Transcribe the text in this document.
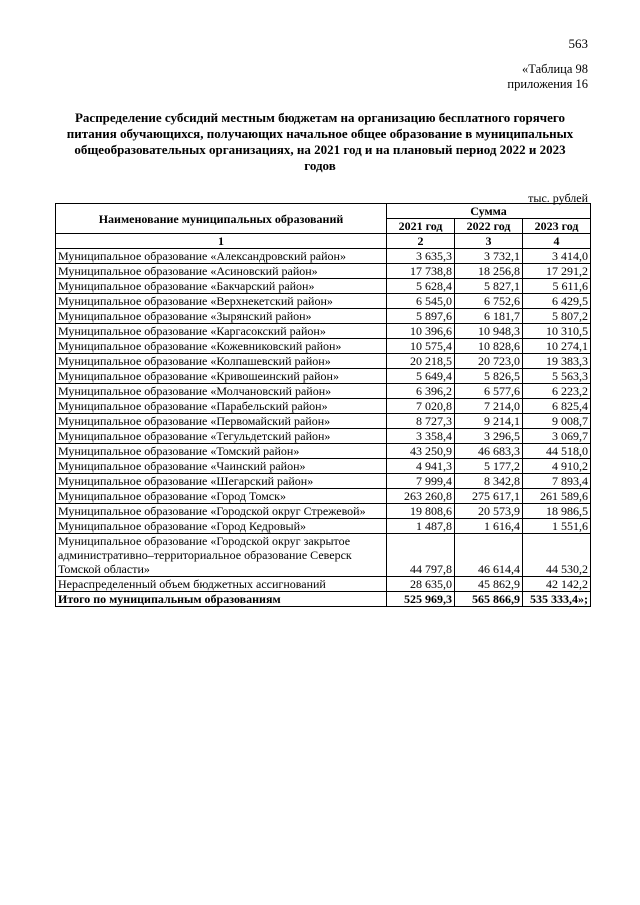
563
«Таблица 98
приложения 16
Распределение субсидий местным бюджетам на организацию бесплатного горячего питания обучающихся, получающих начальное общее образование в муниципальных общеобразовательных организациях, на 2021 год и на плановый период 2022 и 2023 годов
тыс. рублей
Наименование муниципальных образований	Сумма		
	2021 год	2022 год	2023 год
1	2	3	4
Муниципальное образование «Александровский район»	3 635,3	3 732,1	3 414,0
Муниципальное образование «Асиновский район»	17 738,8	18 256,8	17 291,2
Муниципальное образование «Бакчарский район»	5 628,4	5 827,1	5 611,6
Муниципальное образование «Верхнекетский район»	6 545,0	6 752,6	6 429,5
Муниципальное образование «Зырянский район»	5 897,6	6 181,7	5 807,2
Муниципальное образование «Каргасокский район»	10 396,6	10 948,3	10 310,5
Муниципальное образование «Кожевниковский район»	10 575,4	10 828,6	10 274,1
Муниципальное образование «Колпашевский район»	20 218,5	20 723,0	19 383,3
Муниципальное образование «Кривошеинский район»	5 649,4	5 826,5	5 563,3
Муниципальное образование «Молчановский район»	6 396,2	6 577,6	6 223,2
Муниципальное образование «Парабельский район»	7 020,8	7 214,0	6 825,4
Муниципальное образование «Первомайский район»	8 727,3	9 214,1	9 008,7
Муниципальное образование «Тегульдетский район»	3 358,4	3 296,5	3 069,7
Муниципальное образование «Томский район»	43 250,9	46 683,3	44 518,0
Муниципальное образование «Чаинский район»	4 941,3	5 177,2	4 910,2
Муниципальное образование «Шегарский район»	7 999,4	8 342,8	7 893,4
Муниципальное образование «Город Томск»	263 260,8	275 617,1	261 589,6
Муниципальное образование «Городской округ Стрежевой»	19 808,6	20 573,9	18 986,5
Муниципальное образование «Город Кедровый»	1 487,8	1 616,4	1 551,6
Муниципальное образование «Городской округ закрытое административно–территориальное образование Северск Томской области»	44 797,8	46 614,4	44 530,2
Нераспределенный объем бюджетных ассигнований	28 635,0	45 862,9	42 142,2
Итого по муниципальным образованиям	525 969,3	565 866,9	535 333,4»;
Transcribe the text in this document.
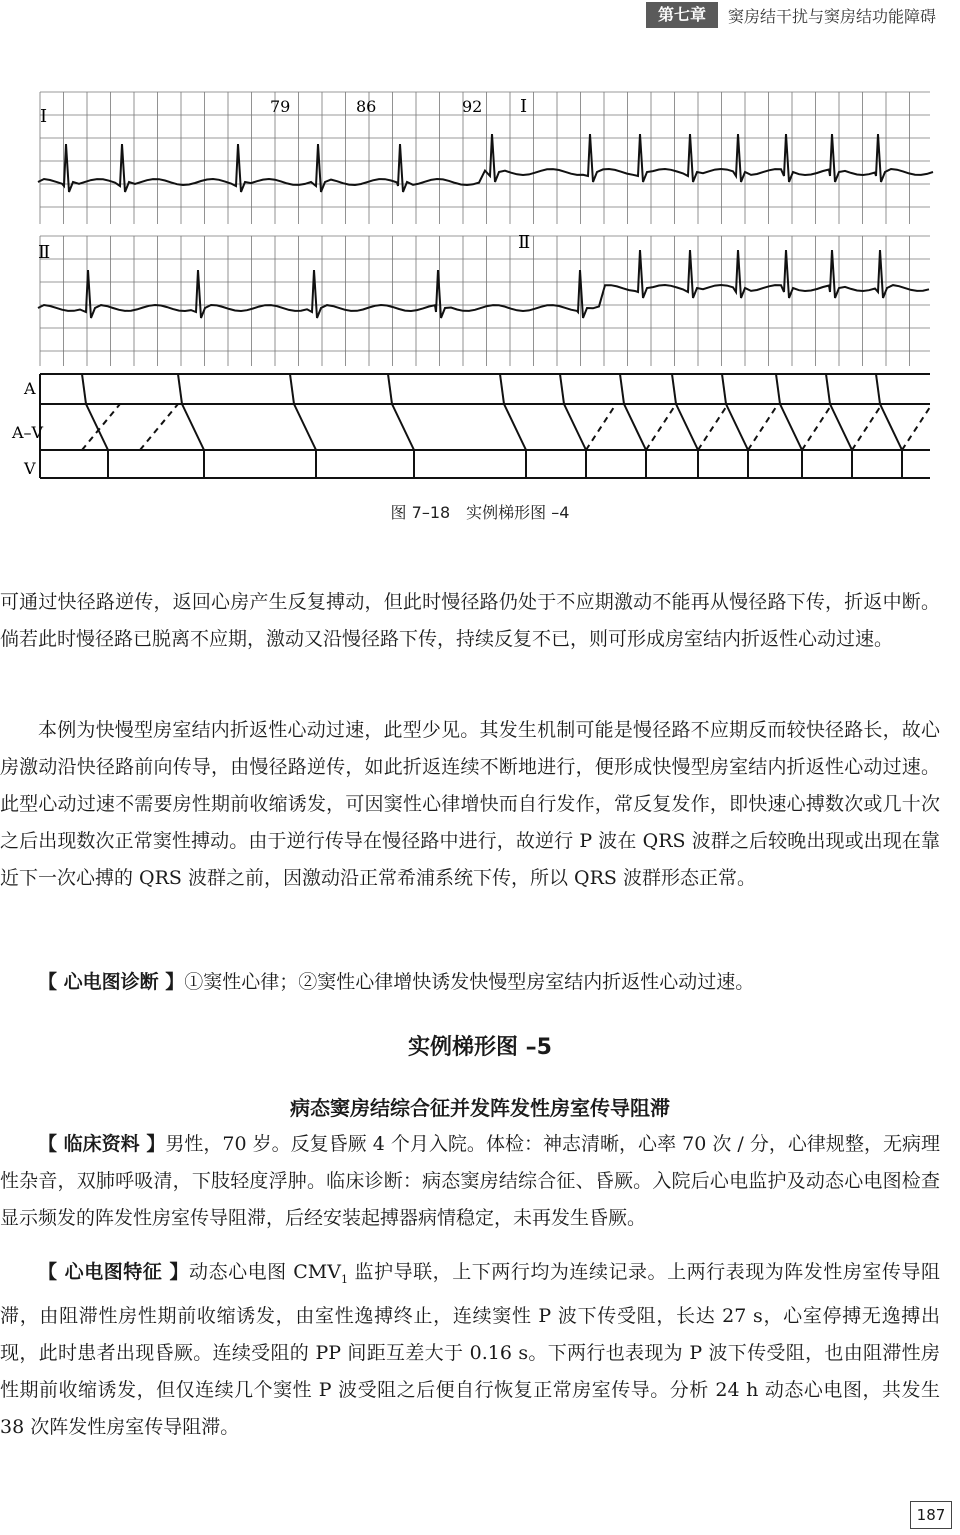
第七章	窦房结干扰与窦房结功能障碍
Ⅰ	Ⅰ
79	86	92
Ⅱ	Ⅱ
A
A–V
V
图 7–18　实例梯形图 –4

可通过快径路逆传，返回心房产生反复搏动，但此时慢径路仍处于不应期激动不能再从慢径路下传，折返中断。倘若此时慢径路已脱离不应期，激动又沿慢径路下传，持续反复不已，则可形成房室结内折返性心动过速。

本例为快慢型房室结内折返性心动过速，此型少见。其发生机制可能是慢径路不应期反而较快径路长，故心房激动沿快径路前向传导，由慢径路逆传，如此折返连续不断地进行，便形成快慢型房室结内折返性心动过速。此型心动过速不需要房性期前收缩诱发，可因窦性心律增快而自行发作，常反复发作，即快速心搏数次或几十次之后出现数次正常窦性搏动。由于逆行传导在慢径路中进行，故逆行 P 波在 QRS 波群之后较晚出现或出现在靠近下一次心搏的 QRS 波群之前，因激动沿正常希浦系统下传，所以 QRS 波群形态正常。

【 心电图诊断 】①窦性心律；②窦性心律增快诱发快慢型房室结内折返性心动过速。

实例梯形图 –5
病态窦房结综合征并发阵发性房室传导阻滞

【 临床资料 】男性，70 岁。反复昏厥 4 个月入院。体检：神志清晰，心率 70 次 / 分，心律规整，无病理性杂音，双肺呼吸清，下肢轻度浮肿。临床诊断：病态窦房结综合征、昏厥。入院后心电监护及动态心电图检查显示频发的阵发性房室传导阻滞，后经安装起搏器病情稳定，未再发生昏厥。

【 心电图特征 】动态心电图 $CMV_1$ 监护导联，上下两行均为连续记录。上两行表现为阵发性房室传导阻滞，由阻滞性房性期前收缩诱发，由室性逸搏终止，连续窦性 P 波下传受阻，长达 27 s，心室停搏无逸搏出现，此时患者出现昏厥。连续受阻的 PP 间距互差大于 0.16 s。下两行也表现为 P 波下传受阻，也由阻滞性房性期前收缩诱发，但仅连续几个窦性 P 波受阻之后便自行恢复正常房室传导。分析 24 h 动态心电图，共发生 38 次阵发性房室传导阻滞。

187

--

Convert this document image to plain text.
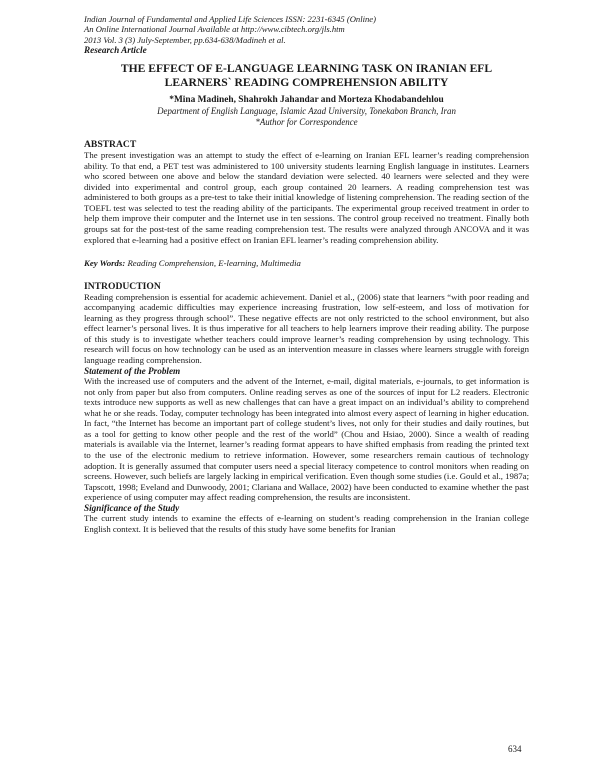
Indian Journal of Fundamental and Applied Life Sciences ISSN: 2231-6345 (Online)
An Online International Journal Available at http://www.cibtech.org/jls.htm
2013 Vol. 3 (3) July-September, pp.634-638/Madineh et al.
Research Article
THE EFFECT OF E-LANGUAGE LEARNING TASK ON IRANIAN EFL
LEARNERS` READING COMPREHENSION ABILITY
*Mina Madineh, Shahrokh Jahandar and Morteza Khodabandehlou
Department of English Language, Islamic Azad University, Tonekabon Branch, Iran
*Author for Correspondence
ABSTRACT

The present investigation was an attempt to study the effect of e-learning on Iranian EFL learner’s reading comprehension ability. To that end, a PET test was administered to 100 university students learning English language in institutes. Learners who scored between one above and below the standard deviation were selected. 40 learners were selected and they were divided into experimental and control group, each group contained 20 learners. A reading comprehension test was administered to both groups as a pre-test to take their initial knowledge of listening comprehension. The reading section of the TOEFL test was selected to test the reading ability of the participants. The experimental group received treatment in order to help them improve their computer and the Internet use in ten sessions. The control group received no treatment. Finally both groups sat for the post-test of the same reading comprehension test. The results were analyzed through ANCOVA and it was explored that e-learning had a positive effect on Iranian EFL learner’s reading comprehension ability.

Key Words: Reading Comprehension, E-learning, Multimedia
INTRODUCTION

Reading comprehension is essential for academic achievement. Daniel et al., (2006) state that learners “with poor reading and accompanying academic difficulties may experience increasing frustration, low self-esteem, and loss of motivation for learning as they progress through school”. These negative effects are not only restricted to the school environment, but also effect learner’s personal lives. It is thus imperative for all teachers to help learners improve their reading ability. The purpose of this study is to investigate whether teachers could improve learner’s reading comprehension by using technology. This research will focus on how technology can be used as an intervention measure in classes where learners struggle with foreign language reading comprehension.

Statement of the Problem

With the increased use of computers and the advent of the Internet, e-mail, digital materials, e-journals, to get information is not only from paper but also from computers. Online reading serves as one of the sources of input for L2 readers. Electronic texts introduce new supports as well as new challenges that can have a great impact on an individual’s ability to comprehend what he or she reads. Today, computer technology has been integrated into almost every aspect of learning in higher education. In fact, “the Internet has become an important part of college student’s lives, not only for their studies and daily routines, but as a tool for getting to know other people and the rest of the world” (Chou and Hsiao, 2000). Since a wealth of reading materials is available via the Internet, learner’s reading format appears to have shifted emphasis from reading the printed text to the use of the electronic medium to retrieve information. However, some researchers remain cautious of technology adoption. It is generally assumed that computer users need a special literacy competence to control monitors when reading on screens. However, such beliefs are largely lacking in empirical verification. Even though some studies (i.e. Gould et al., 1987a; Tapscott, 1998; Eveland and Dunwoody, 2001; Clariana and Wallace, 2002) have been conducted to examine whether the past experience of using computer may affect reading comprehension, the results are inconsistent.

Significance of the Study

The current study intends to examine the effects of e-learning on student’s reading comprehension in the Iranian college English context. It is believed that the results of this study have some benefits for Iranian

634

:: Request ::
Supply the count of lines in the entries that contain the word "Madineh", and nothing besides.

:: Solved exercise ::
2